*Stated problem*:
For the records that follow, return only the count of lines containing the string "taxes".

==*==

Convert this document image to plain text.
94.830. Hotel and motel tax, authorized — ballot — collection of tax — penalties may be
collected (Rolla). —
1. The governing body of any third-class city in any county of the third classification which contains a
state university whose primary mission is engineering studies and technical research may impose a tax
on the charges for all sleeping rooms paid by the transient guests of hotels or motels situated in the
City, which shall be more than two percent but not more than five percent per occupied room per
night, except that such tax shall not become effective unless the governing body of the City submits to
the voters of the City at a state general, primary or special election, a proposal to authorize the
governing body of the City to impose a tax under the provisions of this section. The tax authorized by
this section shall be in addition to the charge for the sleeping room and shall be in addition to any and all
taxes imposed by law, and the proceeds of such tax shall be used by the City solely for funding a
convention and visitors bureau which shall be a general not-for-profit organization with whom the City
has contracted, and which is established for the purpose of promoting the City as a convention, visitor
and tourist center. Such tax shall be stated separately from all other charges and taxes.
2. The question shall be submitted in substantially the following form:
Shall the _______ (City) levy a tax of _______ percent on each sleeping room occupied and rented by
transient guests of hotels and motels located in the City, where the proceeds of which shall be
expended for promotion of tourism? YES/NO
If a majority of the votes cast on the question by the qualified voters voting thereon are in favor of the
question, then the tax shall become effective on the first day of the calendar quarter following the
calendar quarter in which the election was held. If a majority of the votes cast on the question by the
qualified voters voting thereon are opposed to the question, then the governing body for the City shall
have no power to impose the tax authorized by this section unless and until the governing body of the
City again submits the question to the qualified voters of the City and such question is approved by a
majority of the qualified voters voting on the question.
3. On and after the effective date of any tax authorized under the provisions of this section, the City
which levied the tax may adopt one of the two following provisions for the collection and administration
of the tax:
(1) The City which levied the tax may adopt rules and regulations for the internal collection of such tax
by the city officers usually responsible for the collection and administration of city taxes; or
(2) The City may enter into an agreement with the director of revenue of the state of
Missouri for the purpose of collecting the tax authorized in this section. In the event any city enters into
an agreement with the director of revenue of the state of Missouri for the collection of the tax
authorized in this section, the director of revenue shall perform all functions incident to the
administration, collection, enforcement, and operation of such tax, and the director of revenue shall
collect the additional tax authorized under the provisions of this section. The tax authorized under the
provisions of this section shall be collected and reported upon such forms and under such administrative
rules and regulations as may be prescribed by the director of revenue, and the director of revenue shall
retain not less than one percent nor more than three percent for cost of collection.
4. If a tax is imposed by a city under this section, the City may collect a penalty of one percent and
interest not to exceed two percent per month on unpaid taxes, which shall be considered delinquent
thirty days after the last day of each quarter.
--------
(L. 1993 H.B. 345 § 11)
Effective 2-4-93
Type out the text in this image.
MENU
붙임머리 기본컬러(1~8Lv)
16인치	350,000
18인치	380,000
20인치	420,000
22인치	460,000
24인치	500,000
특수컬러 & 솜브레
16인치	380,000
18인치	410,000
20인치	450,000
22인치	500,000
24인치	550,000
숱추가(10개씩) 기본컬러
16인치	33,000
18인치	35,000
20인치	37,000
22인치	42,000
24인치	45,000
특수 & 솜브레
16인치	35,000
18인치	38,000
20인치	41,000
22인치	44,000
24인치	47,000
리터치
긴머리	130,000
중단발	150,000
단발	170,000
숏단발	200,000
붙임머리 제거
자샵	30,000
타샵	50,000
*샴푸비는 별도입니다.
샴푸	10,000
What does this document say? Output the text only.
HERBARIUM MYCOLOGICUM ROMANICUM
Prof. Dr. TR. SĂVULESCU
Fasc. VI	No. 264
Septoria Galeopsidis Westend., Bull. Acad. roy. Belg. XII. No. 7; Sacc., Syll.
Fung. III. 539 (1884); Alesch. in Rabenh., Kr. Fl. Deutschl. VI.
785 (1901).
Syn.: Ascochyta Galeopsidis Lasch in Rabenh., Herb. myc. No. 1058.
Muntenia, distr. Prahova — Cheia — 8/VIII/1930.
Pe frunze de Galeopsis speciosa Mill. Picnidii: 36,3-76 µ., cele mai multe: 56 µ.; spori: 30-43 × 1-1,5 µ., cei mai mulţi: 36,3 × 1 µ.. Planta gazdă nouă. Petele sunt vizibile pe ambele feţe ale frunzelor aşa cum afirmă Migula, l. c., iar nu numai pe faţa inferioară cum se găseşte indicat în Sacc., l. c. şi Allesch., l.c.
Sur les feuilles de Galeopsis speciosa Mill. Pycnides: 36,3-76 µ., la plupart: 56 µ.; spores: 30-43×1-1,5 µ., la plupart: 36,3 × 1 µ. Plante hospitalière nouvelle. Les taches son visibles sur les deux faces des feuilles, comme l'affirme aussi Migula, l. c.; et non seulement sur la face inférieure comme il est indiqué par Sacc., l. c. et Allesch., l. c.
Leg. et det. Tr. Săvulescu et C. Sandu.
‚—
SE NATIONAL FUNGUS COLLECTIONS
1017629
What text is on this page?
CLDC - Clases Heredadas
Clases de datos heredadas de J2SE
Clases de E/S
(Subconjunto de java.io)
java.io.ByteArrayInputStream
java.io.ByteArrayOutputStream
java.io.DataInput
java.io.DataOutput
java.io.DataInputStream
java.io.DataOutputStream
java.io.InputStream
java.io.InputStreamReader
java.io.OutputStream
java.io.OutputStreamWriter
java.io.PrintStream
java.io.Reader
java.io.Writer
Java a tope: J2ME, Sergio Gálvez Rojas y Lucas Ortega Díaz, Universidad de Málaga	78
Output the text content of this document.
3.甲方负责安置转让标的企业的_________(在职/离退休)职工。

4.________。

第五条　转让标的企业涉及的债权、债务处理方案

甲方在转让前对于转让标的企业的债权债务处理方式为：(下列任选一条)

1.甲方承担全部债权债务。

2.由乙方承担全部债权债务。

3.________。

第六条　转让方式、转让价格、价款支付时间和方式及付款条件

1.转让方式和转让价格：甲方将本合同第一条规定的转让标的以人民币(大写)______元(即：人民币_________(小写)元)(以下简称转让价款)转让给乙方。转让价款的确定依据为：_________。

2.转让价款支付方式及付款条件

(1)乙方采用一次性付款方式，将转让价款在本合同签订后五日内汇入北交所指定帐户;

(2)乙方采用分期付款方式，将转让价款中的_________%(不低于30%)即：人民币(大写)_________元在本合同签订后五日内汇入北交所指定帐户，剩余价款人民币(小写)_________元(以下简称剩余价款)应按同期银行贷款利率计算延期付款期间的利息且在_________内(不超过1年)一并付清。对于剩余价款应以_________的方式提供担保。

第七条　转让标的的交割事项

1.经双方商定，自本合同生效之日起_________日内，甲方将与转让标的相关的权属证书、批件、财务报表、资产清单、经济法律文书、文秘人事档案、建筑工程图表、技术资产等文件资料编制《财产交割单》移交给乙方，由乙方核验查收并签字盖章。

==*==

*Task solution*:
4